**What you will do**
Quote each record exactly, please, leaving none out.
— start of Stored data —
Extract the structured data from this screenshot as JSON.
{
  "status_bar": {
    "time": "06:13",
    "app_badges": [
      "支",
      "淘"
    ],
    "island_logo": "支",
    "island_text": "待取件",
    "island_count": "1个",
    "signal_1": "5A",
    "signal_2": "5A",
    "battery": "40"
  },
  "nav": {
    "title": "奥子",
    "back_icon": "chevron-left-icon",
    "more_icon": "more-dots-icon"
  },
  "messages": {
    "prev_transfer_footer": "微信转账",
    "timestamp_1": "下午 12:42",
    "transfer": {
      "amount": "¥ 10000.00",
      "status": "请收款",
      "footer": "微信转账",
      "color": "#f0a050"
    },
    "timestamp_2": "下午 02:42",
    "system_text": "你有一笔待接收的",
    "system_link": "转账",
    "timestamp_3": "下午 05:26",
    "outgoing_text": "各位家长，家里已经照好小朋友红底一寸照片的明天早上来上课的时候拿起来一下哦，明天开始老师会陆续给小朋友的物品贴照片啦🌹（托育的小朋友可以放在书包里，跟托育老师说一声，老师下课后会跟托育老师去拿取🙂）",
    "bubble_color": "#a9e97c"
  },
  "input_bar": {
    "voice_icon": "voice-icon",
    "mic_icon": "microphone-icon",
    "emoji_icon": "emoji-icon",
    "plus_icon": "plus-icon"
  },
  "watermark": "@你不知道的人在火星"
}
— end of Stored data —
**Result for this exercise**
Extract the structured data from this screenshot as JSON.
{
  "status_bar": {
    "time": "06:13",
    "app_badges": [
      "支",
      "淘"
    ],
    "island_logo": "支",
    "island_text": "待取件",
    "island_count": "1个",
    "signal_1": "5A",
    "signal_2": "5A",
    "battery": "40"
  },
  "nav": {
    "title": "奥子",
    "back_icon": "chevron-left-icon",
    "more_icon": "more-dots-icon"
  },
  "messages": {
    "prev_transfer_footer": "微信转账",
    "timestamp_1": "下午 12:42",
    "transfer": {
      "amount": "¥ 10000.00",
      "status": "请收款",
      "footer": "微信转账",
      "color": "#f0a050"
    },
    "timestamp_2": "下午 02:42",
    "system_text": "你有一笔待接收的",
    "system_link": "转账",
    "timestamp_3": "下午 05:26",
    "outgoing_text": "各位家长，家里已经照好小朋友红底一寸照片的明天早上来上课的时候拿起来一下哦，明天开始老师会陆续给小朋友的物品贴照片啦🌹（托育的小朋友可以放在书包里，跟托育老师说一声，老师下课后会跟托育老师去拿取🙂）",
    "bubble_color": "#a9e97c"
  },
  "input_bar": {
    "voice_icon": "voice-icon",
    "mic_icon": "microphone-icon",
    "emoji_icon": "emoji-icon",
    "plus_icon": "plus-icon"
  },
  "watermark": "@你不知道的人在火星"
}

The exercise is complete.